-- Listed entries --
........

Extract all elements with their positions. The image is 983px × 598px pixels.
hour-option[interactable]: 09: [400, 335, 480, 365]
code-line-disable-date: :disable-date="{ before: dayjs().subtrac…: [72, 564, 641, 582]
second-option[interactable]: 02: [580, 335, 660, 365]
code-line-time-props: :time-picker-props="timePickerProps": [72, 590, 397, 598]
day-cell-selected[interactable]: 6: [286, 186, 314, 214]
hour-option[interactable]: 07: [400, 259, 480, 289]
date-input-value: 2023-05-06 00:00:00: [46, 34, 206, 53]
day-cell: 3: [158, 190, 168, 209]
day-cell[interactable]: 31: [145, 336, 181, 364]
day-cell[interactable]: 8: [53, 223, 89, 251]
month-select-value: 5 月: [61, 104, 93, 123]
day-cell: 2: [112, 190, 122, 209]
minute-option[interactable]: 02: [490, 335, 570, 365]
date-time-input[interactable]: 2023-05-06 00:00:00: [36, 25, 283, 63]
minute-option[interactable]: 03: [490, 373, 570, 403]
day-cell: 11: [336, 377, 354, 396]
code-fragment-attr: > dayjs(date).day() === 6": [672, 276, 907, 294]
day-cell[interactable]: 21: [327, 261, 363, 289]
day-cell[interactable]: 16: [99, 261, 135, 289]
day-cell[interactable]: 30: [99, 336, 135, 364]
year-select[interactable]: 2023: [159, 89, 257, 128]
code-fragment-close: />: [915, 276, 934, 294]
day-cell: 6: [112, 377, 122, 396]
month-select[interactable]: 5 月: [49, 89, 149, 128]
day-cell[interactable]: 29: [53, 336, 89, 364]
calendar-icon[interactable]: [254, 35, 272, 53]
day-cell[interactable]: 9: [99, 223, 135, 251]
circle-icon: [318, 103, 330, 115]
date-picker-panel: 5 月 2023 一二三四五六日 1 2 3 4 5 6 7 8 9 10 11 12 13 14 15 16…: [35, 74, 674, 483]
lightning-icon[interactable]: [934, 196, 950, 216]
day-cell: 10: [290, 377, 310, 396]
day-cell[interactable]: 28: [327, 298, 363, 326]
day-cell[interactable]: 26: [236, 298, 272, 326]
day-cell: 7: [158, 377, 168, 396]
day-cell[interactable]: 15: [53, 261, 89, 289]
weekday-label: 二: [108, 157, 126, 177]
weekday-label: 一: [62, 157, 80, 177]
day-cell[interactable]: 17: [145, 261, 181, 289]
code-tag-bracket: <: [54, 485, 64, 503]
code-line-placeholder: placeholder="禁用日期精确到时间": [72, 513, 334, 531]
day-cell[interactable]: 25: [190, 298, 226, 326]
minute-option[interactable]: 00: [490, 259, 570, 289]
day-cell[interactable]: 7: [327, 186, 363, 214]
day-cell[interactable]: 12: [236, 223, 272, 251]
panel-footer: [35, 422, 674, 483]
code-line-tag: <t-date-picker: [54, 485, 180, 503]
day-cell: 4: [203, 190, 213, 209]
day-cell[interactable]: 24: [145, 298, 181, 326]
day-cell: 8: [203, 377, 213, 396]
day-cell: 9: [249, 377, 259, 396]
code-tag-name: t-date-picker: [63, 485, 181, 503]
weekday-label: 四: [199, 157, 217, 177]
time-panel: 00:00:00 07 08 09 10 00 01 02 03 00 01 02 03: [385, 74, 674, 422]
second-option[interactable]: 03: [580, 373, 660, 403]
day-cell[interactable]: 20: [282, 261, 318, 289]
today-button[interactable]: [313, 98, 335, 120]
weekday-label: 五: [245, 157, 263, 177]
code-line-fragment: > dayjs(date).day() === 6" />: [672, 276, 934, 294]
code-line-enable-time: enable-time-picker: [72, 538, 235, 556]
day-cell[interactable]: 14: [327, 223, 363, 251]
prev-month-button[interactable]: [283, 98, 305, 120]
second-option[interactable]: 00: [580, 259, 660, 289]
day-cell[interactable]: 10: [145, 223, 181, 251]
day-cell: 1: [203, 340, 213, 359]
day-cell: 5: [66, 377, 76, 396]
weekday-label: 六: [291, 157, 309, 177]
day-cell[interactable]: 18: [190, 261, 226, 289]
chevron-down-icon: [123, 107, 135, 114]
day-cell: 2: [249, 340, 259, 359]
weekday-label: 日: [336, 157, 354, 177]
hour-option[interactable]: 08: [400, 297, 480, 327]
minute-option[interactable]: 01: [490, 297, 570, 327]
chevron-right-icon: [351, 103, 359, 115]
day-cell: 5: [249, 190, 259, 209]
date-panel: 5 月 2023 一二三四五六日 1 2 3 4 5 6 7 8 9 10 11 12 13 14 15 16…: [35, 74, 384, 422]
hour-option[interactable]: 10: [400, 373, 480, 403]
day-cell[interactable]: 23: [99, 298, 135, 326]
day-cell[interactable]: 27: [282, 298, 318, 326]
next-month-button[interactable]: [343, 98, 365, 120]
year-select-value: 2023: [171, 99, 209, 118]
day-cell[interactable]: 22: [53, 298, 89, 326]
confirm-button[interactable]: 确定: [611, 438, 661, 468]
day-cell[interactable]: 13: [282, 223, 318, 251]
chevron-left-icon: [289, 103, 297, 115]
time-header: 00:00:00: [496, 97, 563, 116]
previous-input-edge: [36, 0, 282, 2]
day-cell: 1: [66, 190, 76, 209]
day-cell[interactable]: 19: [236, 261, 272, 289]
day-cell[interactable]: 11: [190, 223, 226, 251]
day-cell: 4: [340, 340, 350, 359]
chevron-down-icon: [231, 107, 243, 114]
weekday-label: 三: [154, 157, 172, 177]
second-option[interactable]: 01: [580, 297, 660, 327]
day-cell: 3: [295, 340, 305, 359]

........

-- The problem --
Could you lay out every one of the lines above as a JSON list of strings, one string per line, with any blank lines left out?

-- Written solution --
[
  "Extract all elements with their positions. The image is 983px × 598px pixels.",
  "hour-option[interactable]: 09: [400, 335, 480, 365]",
  "code-line-disable-date: :disable-date=\"{ before: dayjs().subtrac…: [72, 564, 641, 582]",
  "second-option[interactable]: 02: [580, 335, 660, 365]",
  "code-line-time-props: :time-picker-props=\"timePickerProps\": [72, 590, 397, 598]",
  "day-cell-selected[interactable]: 6: [286, 186, 314, 214]",
  "hour-option[interactable]: 07: [400, 259, 480, 289]",
  "date-input-value: 2023-05-06 00:00:00: [46, 34, 206, 53]",
  "day-cell: 3: [158, 190, 168, 209]",
  "day-cell[interactable]: 31: [145, 336, 181, 364]",
  "day-cell[interactable]: 8: [53, 223, 89, 251]",
  "month-select-value: 5 月: [61, 104, 93, 123]",
  "day-cell: 2: [112, 190, 122, 209]",
  "minute-option[interactable]: 02: [490, 335, 570, 365]",
  "date-time-input[interactable]: 2023-05-06 00:00:00: [36, 25, 283, 63]",
  "minute-option[interactable]: 03: [490, 373, 570, 403]",
  "day-cell: 11: [336, 377, 354, 396]",
  "code-fragment-attr: > dayjs(date).day() === 6\": [672, 276, 907, 294]",
  "day-cell[interactable]: 21: [327, 261, 363, 289]",
  "day-cell[interactable]: 16: [99, 261, 135, 289]",
  "day-cell[interactable]: 30: [99, 336, 135, 364]",
  "year-select[interactable]: 2023: [159, 89, 257, 128]",
  "code-fragment-close: />: [915, 276, 934, 294]",
  "day-cell: 6: [112, 377, 122, 396]",
  "month-select[interactable]: 5 月: [49, 89, 149, 128]",
  "day-cell[interactable]: 29: [53, 336, 89, 364]",
  "calendar-icon[interactable]: [254, 35, 272, 53]",
  "day-cell[interactable]: 9: [99, 223, 135, 251]",
  "circle-icon: [318, 103, 330, 115]",
  "date-picker-panel: 5 月 2023 一二三四五六日 1 2 3 4 5 6 7 8 9 10 11 12 13 14 15 16…: [35, 74, 674, 483]",
  "lightning-icon[interactable]: [934, 196, 950, 216]",
  "day-cell: 10: [290, 377, 310, 396]",
  "day-cell[interactable]: 28: [327, 298, 363, 326]",
  "day-cell[interactable]: 26: [236, 298, 272, 326]",
  "day-cell: 7: [158, 377, 168, 396]",
  "day-cell[interactable]: 15: [53, 261, 89, 289]",
  "weekday-label: 二: [108, 157, 126, 177]",
  "weekday-label: 一: [62, 157, 80, 177]",
  "day-cell[interactable]: 17: [145, 261, 181, 289]",
  "code-tag-bracket: <: [54, 485, 64, 503]",
  "code-line-placeholder: placeholder=\"禁用日期精确到时间\": [72, 513, 334, 531]",
  "day-cell[interactable]: 25: [190, 298, 226, 326]",
  "minute-option[interactable]: 00: [490, 259, 570, 289]",
  "day-cell[interactable]: 7: [327, 186, 363, 214]",
  "day-cell[interactable]: 12: [236, 223, 272, 251]",
  "panel-footer: [35, 422, 674, 483]",
  "code-line-tag: <t-date-picker: [54, 485, 180, 503]",
  "day-cell: 4: [203, 190, 213, 209]",
  "day-cell[interactable]: 24: [145, 298, 181, 326]",
  "day-cell: 8: [203, 377, 213, 396]",
  "day-cell: 9: [249, 377, 259, 396]",
  "code-tag-name: t-date-picker: [63, 485, 181, 503]",
  "weekday-label: 四: [199, 157, 217, 177]",
  "time-panel: 00:00:00 07 08 09 10 00 01 02 03 00 01 02 03: [385, 74, 674, 422]",
  "second-option[interactable]: 03: [580, 373, 660, 403]",
  "day-cell[interactable]: 20: [282, 261, 318, 289]",
  "today-button[interactable]: [313, 98, 335, 120]",
  "weekday-label: 五: [245, 157, 263, 177]",
  "code-line-fragment: > dayjs(date).day() === 6\" />: [672, 276, 934, 294]",
  "code-line-enable-time: enable-time-picker: [72, 538, 235, 556]",
  "day-cell[interactable]: 14: [327, 223, 363, 251]",
  "prev-month-button[interactable]: [283, 98, 305, 120]",
  "second-option[interactable]: 00: [580, 259, 660, 289]",
  "day-cell[interactable]: 10: [145, 223, 181, 251]",
  "day-cell: 1: [203, 340, 213, 359]",
  "day-cell: 5: [66, 377, 76, 396]",
  "weekday-label: 六: [291, 157, 309, 177]",
  "day-cell[interactable]: 18: [190, 261, 226, 289]",
  "chevron-down-icon: [123, 107, 135, 114]",
  "day-cell: 2: [249, 340, 259, 359]",
  "weekday-label: 日: [336, 157, 354, 177]",
  "hour-option[interactable]: 08: [400, 297, 480, 327]",
  "minute-option[interactable]: 01: [490, 297, 570, 327]",
  "chevron-right-icon: [351, 103, 359, 115]",
  "day-cell: 5: [249, 190, 259, 209]",
  "date-panel: 5 月 2023 一二三四五六日 1 2 3 4 5 6 7 8 9 10 11 12 13 14 15 16…: [35, 74, 384, 422]",
  "hour-option[interactable]: 10: [400, 373, 480, 403]",
  "day-cell[interactable]: 23: [99, 298, 135, 326]",
  "day-cell[interactable]: 27: [282, 298, 318, 326]",
  "next-month-button[interactable]: [343, 98, 365, 120]",
  "year-select-value: 2023: [171, 99, 209, 118]",
  "day-cell[interactable]: 22: [53, 298, 89, 326]",
  "confirm-button[interactable]: 确定: [611, 438, 661, 468]",
  "day-cell[interactable]: 13: [282, 223, 318, 251]",
  "chevron-left-icon: [289, 103, 297, 115]",
  "time-header: 00:00:00: [496, 97, 563, 116]",
  "previous-input-edge: [36, 0, 282, 2]",
  "day-cell: 1: [66, 190, 76, 209]",
  "day-cell[interactable]: 19: [236, 261, 272, 289]",
  "day-cell[interactable]: 11: [190, 223, 226, 251]",
  "day-cell: 4: [340, 340, 350, 359]",
  "chevron-down-icon: [231, 107, 243, 114]",
  "weekday-label: 三: [154, 157, 172, 177]",
  "second-option[interactable]: 01: [580, 297, 660, 327]",
  "day-cell: 3: [295, 340, 305, 359]"
]